Dans le texte ci-dessous sur les finances du musée Rodin, imprimez s'il vous plaît le passage sans rien y changer, en commençant aux mots « Alors que depuis » et en vous arrêtant après les mots « paraissait exclu. ».

TEXTE FOURNI ▸

____________________

Alors que depuis l’origine, le produit des entrées et des ventes de
bronzes avait permis au musée Rodin de mener à bien sa mission sans
aucune subvention de l’Etat, sa situation financière s’est fortement
dégradée depuis 1999. Le déficit d’exploitation n’a cessé de croître pour
atteindre 3,6 M€ en 2007 et les réserves ont diminué de plus de moitié
entre 1999 et 2007 (de 58 à 21,4 M€). La Cour notait qu’à contexte
inchangé, le redressement de la situation financière de l’établissement
paraissait exclu.
La vétusté de l’hôtel Biron et les contraintes inhérentes
à la sécurité des immeubles accueillant du public qui imposent une
limitation du nombre des visiteurs journaliers, ne permettent pas
d’escompter une augmentation très significative du produit des droits
d’entrée. Quant aux ventes de bronzes, les démarches récemment
engagées pour recenser les exemplaires des oeuvres de Rodin déjà éditées
et déterminer les droits d’édition qui subsistent montrent que les
perspectives de ventes concernent, plus que par le passé, des petits
« sujets » et que les ventes à venir seront, vraisemblablement, moins
rémunératrices. Enfin, l’établissement acquittait un impôt sur les
bénéfices (supérieur à 12 M€ entre 1999 et 2007) bien qu’il soit en
déficit.

____________________

DONNÉES FOURNIES ▸

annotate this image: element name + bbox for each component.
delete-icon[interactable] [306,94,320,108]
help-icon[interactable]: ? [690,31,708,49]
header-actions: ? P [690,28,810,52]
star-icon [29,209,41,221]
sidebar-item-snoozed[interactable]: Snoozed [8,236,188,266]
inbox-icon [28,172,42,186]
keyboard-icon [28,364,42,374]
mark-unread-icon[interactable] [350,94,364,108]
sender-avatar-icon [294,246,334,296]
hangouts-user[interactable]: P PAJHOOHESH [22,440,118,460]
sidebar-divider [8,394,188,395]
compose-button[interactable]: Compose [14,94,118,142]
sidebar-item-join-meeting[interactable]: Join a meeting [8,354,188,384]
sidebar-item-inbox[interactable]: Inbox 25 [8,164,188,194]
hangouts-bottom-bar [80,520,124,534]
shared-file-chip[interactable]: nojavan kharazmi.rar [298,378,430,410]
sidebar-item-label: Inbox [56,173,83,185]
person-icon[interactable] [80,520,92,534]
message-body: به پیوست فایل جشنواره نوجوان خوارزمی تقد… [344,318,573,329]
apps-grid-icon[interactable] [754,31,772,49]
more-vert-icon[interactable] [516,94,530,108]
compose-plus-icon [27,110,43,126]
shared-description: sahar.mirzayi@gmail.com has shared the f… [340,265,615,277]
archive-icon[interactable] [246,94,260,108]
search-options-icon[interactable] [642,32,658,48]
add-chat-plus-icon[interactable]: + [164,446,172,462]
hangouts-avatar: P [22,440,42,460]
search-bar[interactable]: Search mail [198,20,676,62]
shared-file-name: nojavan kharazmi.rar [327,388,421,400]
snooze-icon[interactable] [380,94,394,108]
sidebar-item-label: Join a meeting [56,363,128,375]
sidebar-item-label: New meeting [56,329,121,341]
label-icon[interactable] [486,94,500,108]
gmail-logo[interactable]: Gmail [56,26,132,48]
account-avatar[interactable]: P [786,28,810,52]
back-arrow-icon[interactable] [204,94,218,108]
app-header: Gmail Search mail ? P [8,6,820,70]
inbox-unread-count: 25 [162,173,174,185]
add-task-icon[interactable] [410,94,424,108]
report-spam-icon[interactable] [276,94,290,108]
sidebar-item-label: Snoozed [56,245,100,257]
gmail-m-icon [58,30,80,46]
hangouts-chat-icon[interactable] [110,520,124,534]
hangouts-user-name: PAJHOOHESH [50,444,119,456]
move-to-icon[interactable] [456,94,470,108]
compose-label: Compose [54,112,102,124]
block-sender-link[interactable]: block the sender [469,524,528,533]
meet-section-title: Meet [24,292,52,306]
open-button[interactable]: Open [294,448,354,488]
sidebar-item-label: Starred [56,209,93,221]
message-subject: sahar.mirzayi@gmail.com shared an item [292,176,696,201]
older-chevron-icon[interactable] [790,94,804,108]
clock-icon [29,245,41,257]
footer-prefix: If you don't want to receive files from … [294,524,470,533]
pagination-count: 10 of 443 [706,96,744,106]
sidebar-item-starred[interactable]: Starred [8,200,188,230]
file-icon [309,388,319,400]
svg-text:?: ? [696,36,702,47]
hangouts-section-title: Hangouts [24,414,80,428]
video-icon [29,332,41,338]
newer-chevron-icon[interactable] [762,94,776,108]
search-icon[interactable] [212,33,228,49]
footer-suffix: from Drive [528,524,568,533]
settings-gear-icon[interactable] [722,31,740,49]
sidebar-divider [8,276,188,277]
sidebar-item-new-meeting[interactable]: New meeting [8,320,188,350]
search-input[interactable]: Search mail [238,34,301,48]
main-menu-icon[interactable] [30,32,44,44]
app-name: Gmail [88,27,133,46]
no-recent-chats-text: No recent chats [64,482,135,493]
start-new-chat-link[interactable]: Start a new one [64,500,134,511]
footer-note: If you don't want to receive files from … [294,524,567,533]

____________________

RÉPONSE FINALE ▸
Alors que depuis l’origine, le produit des entrées et des ventes de
bronzes avait permis au musée Rodin de mener à bien sa mission sans
aucune subvention de l’Etat, sa situation financière s’est fortement
dégradée depuis 1999. Le déficit d’exploitation n’a cessé de croître pour
atteindre 3,6 M€ en 2007 et les réserves ont diminué de plus de moitié
entre 1999 et 2007 (de 58 à 21,4 M€). La Cour notait qu’à contexte
inchangé, le redressement de la situation financière de l’établissement
paraissait exclu.